YOUR OBJECTIVE:
Rewrite the data as a numbered list, omitting any blank lines. Start at the first line of the data and stop after the line containing "series-line-climatology <box>303 51".

[Items drawn from a dataset]
● ● ●
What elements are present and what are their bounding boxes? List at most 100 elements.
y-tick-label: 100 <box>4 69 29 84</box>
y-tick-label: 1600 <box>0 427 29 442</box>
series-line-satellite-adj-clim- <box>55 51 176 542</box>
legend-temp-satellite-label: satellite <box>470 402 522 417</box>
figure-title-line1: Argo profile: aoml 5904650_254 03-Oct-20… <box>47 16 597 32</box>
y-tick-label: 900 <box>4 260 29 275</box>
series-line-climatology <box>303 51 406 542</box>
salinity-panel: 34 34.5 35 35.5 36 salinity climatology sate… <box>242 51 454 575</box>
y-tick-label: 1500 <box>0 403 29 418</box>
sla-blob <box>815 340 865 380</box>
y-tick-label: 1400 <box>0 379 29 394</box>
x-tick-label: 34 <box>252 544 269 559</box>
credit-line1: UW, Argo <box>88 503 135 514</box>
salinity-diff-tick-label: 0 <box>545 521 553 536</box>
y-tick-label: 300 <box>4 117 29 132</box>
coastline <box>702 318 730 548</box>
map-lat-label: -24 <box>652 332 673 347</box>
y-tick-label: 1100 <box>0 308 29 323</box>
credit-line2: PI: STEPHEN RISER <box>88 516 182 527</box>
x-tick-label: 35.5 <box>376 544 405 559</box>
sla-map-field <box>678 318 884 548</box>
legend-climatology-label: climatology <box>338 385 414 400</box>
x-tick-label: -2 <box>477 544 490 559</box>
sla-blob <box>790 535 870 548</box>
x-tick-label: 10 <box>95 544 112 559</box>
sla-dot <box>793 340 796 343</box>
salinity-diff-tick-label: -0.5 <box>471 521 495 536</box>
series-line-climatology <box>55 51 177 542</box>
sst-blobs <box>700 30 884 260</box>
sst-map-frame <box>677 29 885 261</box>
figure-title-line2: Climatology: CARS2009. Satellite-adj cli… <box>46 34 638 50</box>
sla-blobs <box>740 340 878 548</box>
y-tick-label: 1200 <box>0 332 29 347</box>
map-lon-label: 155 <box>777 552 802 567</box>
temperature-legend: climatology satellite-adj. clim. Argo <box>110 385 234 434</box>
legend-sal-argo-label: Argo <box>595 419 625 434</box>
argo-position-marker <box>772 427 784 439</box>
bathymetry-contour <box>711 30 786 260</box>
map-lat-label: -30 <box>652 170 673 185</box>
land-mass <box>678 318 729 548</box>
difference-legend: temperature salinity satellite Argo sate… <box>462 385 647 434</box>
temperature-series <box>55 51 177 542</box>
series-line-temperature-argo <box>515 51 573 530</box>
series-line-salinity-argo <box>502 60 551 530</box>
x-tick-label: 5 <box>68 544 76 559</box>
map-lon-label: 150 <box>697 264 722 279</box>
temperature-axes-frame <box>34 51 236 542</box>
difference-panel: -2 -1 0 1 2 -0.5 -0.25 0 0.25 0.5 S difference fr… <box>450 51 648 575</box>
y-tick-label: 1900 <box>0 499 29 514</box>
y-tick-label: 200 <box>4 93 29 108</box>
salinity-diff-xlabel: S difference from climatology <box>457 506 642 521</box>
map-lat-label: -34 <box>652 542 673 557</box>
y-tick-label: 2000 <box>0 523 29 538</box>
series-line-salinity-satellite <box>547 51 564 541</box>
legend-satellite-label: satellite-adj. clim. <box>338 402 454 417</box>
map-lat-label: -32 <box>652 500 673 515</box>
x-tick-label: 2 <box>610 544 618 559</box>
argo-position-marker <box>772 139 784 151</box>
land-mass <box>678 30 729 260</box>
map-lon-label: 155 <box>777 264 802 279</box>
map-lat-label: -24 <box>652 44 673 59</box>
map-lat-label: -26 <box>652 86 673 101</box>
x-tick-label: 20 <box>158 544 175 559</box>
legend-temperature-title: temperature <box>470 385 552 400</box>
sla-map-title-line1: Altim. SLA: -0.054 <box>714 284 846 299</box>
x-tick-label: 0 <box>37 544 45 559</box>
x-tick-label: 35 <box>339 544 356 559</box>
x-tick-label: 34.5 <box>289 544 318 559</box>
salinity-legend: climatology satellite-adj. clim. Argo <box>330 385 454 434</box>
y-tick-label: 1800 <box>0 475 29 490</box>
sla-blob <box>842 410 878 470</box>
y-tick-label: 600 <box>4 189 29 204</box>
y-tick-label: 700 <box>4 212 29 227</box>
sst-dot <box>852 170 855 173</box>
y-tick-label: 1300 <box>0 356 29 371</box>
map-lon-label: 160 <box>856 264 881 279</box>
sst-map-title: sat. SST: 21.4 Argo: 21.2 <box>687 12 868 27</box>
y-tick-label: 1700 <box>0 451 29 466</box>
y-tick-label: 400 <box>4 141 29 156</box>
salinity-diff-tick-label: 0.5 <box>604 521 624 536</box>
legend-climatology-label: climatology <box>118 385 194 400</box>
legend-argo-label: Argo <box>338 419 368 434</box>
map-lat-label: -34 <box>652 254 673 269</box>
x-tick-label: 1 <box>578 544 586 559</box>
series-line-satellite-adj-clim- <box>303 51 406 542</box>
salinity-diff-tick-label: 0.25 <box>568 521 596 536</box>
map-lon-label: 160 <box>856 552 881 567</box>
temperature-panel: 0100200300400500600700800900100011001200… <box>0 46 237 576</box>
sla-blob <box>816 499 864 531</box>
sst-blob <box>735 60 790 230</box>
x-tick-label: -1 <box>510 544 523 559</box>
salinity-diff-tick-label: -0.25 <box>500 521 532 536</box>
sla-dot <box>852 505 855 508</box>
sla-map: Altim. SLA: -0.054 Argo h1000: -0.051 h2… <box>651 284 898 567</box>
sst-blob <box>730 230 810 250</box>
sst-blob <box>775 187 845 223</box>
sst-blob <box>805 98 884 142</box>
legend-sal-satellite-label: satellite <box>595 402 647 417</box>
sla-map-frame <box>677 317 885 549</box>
● ● ●
THE RESULT:
1. What elements are present and what are their bounding boxes? List at most 100 elements.
2. y-tick-label: 100 <box>4 69 29 84</box>
3. y-tick-label: 1600 <box>0 427 29 442</box>
4. series-line-satellite-adj-clim- <box>55 51 176 542</box>
5. legend-temp-satellite-label: satellite <box>470 402 522 417</box>
6. figure-title-line1: Argo profile: aoml 5904650_254 03-Oct-20… <box>47 16 597 32</box>
7. y-tick-label: 900 <box>4 260 29 275</box>
8. series-line-climatology <box>303 51 406 542</box>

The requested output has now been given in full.